• Stated exercise:
Starting at the first line of the data and stopping after the line that contains "menu-item-in-front[interactable]: 前面(N) <box>534", rewrite those lines as a numbered list with blank lines omitted.

[Layout region records]
=-=-=-=-=

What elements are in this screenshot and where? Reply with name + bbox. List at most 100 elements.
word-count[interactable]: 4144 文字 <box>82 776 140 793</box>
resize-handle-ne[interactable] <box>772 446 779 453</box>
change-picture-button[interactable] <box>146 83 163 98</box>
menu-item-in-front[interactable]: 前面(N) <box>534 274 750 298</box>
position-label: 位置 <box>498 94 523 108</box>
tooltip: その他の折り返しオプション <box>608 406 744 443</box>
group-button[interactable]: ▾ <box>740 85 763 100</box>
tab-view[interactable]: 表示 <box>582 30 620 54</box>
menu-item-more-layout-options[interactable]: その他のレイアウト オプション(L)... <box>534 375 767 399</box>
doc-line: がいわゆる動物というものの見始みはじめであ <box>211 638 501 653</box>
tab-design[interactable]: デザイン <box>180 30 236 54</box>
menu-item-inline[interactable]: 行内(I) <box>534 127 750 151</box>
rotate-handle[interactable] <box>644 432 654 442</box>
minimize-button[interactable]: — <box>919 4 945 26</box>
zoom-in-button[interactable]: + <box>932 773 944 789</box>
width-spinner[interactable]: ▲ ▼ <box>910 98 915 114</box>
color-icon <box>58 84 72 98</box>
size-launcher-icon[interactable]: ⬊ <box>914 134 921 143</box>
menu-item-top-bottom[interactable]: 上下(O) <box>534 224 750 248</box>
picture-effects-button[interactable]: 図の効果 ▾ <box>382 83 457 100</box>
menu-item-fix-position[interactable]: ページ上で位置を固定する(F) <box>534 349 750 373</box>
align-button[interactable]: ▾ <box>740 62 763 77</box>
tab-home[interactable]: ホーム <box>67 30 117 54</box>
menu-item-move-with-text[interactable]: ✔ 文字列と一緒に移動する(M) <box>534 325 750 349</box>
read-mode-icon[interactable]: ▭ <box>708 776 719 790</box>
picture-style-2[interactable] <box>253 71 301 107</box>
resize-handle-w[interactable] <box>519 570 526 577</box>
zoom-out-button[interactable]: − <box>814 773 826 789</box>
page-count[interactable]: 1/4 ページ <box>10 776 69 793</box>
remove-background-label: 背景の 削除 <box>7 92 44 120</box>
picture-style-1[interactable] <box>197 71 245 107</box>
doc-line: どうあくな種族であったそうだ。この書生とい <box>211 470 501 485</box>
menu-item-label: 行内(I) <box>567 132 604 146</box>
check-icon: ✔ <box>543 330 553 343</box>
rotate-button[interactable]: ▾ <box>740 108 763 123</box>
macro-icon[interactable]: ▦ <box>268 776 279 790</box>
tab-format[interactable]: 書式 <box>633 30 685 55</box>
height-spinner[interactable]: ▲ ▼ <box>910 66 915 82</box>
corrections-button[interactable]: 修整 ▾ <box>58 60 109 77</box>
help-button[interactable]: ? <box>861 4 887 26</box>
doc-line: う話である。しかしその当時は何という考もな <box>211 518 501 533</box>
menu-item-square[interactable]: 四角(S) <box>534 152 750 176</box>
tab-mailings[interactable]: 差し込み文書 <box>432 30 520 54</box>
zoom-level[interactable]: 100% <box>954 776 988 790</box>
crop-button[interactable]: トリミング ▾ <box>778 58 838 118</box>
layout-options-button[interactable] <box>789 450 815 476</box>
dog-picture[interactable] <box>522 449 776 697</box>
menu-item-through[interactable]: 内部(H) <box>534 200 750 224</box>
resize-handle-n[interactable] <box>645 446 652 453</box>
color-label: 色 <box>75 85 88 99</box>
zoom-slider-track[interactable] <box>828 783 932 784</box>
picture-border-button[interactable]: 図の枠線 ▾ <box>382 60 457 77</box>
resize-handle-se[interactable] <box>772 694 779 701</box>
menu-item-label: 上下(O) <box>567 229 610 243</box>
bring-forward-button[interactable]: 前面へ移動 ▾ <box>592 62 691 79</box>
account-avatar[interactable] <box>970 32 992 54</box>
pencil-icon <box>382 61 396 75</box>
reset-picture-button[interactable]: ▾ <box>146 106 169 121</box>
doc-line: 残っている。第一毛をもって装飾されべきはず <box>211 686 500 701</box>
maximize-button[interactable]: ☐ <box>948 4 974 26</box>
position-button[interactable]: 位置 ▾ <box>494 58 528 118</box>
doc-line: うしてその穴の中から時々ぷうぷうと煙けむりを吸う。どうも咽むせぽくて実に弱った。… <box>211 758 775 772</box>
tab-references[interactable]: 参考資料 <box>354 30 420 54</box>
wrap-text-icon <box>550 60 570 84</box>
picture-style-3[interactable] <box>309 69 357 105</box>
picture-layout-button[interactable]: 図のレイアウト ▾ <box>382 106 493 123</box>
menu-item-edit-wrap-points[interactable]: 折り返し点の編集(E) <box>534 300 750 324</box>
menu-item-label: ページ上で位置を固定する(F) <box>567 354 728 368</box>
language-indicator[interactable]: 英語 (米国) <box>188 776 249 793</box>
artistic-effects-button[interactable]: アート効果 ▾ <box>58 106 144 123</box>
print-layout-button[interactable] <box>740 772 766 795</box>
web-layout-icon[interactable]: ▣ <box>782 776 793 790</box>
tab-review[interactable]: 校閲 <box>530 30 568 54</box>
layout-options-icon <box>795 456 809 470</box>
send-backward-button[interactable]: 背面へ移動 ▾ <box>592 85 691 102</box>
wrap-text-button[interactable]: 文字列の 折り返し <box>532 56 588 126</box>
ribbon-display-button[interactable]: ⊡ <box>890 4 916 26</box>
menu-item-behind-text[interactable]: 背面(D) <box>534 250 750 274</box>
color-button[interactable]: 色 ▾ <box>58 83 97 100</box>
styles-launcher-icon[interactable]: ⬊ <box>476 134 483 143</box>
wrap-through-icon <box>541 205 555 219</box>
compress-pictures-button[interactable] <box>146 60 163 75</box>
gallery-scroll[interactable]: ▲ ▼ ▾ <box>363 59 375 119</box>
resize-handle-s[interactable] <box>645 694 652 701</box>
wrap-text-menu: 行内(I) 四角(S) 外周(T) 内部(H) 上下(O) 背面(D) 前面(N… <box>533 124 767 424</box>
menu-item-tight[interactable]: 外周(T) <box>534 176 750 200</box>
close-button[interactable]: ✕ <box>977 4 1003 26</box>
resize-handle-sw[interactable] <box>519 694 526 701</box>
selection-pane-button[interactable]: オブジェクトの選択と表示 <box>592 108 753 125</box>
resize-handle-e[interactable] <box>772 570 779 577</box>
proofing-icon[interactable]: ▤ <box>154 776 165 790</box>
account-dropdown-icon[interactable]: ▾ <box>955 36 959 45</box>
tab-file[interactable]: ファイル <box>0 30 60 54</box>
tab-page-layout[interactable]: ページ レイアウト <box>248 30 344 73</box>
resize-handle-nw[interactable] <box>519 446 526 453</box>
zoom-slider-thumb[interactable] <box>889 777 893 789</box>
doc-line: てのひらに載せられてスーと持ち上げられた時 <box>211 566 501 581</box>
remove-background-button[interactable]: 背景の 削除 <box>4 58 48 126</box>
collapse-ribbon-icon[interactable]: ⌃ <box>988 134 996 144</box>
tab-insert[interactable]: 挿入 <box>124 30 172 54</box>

=-=-=-=-=

• Written response:
1. What elements are in this screenshot and where? Reply with name + bbox. List at most 100 elements.
2. word-count[interactable]: 4144 文字 <box>82 776 140 793</box>
3. resize-handle-ne[interactable] <box>772 446 779 453</box>
4. change-picture-button[interactable] <box>146 83 163 98</box>
5. menu-item-in-front[interactable]: 前面(N) <box>534 274 750 298</box>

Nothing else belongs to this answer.